* _PROBLEMS TO SOLVE_:
1. In the statement on university funding, how much did MPSERS cost the University in FY 2005?
2. Extract the stretch of the statement on university funding from "Brutal Fact No. 3: Funding." through "to stay competitive.".
3. Continue the statement on university funding from the point where it stops.

==== DOCUMENT EXTRACT ====

Brutal Fact No. 2: MPSERS. EMU is one of seven institutions participating in the Michigan Public School Employees Retirement System - an unfunded state mandate for retiree health care benefits that is strangling us. Costs for MPSERS have more than doubled since 1998. The cost to the University in FY 2005 was $4,845,175, an increase of $252,723 over FY 2004. It is estimated that the FY 2006 composite benefit cost will increase to $5,536,866 - an amount equal to a 5.5 percent tuition hike. It is clear that MPSERS places an unfair burden on the seven institutions affected.

We join President Eisler of Ferris State University, who spoke to you Feb. 24, in asking for relief from the burden of this unfunded mandate. We support his request that you deduct the cost of MPSERS when calculating and comparing institutional costs among the 15 state universities. This, at the very least, would provide a more objective cost comparison. We also urge your support in seeking long-term solutions to this fiscal challenge.

Brutal Fact No. 3: Funding. It's a little presumptuous to hit this group over the head with this since you have been the flag bearers supporting higher education among your senate colleagues, but we must, we simply must, make up the ground we have lost over the past few years if we are to stay competitive.

One line from the Cherry Commission Report rings so very true that it should be printed on a three-by-five card and distributed to every member of the legislature when budget discussions take place. That line is this: "Education levels determine Michigan residents' income levels and either limit or expand their opportunities for future economic gains."

While the proposed 2 percent increase in the governor's budget is welcome after the last two years of brutal cuts, the proposed increase will only return our per-student funding to 1996 levels. The increase isn't nearly enough to sustain the greatness let alone make the kinds of quantum leaps necessary to catch and pass our national peers.

It's not news that in the last two years, while Michigan was increasing funding by a mere 1.7 percent, 22 states — our competitors in the marketplace — increased higher education funding by more than 10 percent. And of those 22, nine increased it by more than 15 percent.

==== RECORD SET ====

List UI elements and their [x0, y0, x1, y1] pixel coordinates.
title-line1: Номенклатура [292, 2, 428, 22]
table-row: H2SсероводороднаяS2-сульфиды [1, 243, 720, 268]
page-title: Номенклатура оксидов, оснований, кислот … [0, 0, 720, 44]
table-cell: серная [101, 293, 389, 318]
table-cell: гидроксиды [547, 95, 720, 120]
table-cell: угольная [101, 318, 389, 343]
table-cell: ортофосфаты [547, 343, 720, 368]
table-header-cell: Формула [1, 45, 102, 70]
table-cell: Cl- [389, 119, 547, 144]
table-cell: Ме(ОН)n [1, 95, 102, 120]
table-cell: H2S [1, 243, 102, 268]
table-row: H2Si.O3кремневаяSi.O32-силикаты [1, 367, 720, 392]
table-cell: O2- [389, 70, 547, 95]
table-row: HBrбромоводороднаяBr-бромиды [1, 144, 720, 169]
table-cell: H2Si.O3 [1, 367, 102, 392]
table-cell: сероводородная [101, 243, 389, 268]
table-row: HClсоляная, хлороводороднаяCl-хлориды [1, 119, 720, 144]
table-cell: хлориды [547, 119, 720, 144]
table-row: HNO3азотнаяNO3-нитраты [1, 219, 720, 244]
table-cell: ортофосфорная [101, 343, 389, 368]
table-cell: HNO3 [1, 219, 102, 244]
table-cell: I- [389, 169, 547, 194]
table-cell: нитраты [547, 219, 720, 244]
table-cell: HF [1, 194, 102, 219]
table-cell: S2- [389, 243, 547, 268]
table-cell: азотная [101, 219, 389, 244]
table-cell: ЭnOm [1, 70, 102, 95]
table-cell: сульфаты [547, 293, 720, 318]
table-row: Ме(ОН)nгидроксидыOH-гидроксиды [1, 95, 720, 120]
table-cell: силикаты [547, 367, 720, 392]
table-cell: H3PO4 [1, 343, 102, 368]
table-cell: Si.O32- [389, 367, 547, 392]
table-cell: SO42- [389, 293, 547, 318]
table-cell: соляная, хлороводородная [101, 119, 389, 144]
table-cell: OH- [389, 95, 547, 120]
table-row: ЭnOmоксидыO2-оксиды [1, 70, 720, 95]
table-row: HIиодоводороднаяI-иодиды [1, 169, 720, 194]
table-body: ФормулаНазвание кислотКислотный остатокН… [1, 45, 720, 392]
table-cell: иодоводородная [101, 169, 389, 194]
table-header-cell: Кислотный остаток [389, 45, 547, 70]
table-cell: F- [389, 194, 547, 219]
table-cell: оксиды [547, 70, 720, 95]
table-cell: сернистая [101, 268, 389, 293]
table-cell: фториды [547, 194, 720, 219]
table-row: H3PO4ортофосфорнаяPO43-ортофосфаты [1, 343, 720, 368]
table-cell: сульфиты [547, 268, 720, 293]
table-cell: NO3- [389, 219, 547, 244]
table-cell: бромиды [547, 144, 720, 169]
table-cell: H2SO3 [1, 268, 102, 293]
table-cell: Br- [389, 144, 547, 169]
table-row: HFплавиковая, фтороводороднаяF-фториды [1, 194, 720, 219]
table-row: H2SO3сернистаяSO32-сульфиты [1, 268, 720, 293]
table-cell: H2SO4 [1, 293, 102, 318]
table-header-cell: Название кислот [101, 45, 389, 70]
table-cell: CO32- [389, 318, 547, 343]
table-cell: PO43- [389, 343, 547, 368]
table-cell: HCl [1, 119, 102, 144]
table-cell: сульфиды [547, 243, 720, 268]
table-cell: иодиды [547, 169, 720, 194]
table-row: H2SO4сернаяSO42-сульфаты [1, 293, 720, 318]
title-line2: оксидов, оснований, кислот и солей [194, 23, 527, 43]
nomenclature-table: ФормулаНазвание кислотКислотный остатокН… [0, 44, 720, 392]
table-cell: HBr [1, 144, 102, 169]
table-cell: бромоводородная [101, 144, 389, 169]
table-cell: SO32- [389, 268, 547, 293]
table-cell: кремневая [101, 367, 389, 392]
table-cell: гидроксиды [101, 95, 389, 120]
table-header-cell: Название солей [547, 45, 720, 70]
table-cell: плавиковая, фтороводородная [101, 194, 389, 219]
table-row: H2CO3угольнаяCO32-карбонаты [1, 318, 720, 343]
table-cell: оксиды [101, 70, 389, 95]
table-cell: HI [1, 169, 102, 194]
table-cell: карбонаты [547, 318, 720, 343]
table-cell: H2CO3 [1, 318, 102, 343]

====

* _EXERCISE RESPONSES_:
1. $4,845,175

2.
Brutal Fact No. 3: Funding. It's a little presumptuous to hit this group over the head with this since you have been the flag bearers supporting higher education among your senate colleagues, but we must, we simply must, make up the ground we have lost over the past few years if we are to stay competitive.

3.
Creating jobs in Michigan — keeping talent in Michigan — making Michigan a greater state — requires a greater sustained investment in our educational engine.

We also have deep reservations about any rigid formulaic approach to funding - not only whether it's good policy, but whether the categories chosen are in fact the right ones to use as benchmarks for effectiveness. For institutions like EMU that serve a large population of part-time and transfer students, the current formulas can be punitive.

We are also properly nervous about the rush to create public policy at the ballot box instead of in the House and Senate chambers. We pledge to work with you and your colleagues to foster the rich debate and discourse necessary to help reach educated conclusions and solutions to this challenge.

Senators, let me conclude by saying Michigan was barely a teenager when EMU, then known as Michigan State Normal School, held its first class 153 years ago this month. Today, more than 100,000 EMU graduates live in Michigan, and comprise about 5 percent of all state residents with a college degree.

Our state motto is "If you seek a pleasant peninsula, look about you."

I say; if you seek a university that is remarkably accessible, genuinely engaged and recognized internationally for its preparation of educational personnel, look no further than zip code 48197. EMU makes Michigan a greater state.

Thank you. I would be pleased to answer any questions you have.